> _INSTRUCTIONS TO FOLLOW_
Retype all the entries word for word, but omit the pictures.

___

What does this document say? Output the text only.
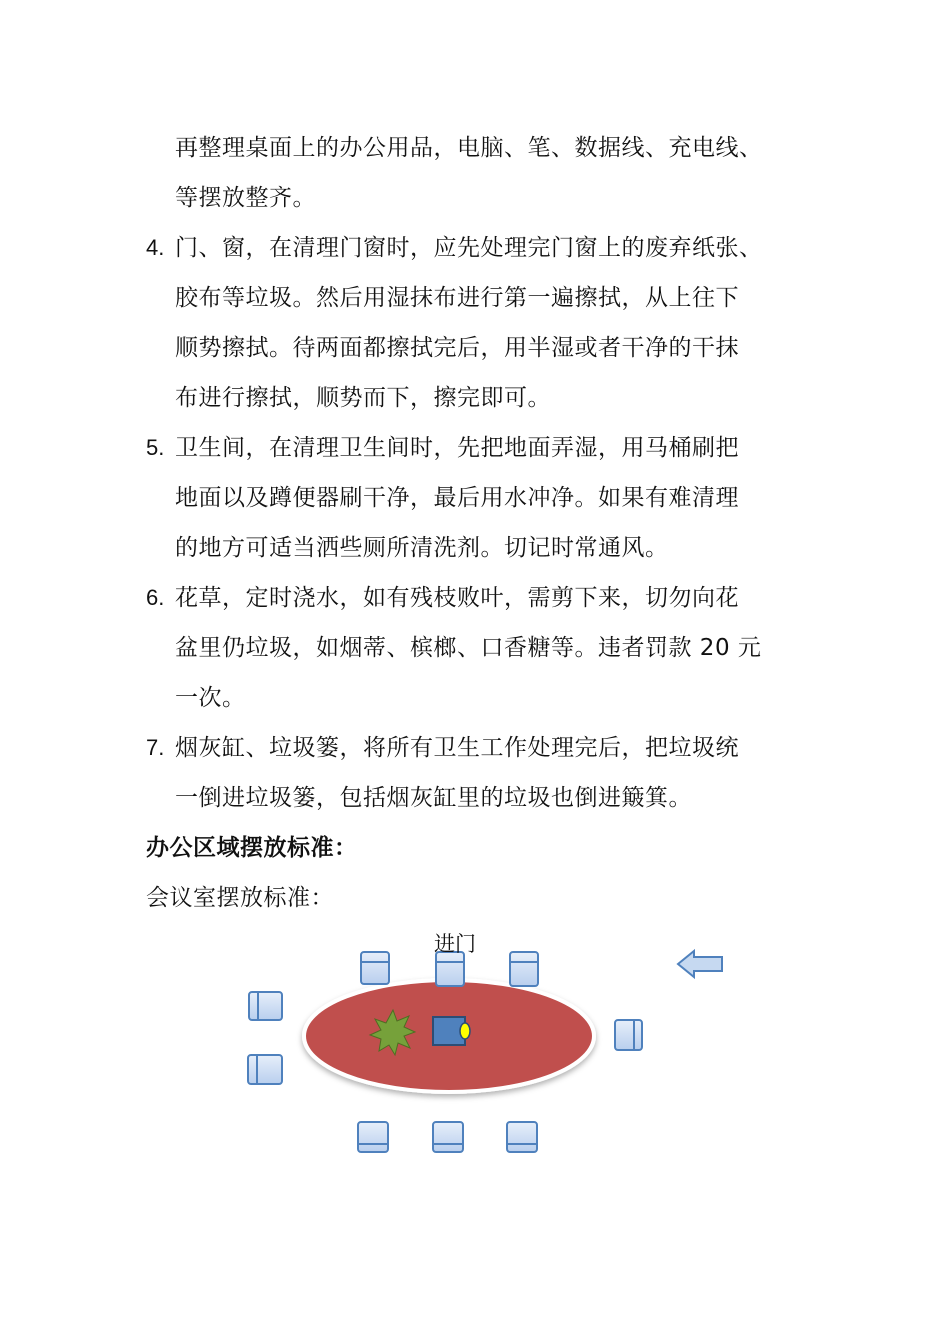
再整理桌面上的办公用品，电脑、笔、数据线、充电线、
等摆放整齐。
4. 门、窗，在清理门窗时，应先处理完门窗上的废弃纸张、
胶布等垃圾。然后用湿抹布进行第一遍擦拭，从上往下
顺势擦拭。待两面都擦拭完后，用半湿或者干净的干抹
布进行擦拭，顺势而下，擦完即可。
5. 卫生间，在清理卫生间时，先把地面弄湿，用马桶刷把
地面以及蹲便器刷干净，最后用水冲净。如果有难清理
的地方可适当洒些厕所清洗剂。切记时常通风。
6. 花草，定时浇水，如有残枝败叶，需剪下来，切勿向花
盆里仍垃圾，如烟蒂、槟榔、口香糖等。违者罚款 20 元
一次。
7. 烟灰缸、垃圾篓，将所有卫生工作处理完后，把垃圾统
一倒进垃圾篓，包括烟灰缸里的垃圾也倒进簸箕。
办公区域摆放标准：
会议室摆放标准：
进门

___

> _THE RESPONSE_
What does this document say? Output the text only.
再整理桌面上的办公用品，电脑、笔、数据线、充电线、
等摆放整齐。
4. 门、窗，在清理门窗时，应先处理完门窗上的废弃纸张、
胶布等垃圾。然后用湿抹布进行第一遍擦拭，从上往下
顺势擦拭。待两面都擦拭完后，用半湿或者干净的干抹
布进行擦拭，顺势而下，擦完即可。
5. 卫生间，在清理卫生间时，先把地面弄湿，用马桶刷把
地面以及蹲便器刷干净，最后用水冲净。如果有难清理
的地方可适当洒些厕所清洗剂。切记时常通风。
6. 花草，定时浇水，如有残枝败叶，需剪下来，切勿向花
盆里仍垃圾，如烟蒂、槟榔、口香糖等。违者罚款 20 元
一次。
7. 烟灰缸、垃圾篓，将所有卫生工作处理完后，把垃圾统
一倒进垃圾篓，包括烟灰缸里的垃圾也倒进簸箕。
办公区域摆放标准：
会议室摆放标准：
进门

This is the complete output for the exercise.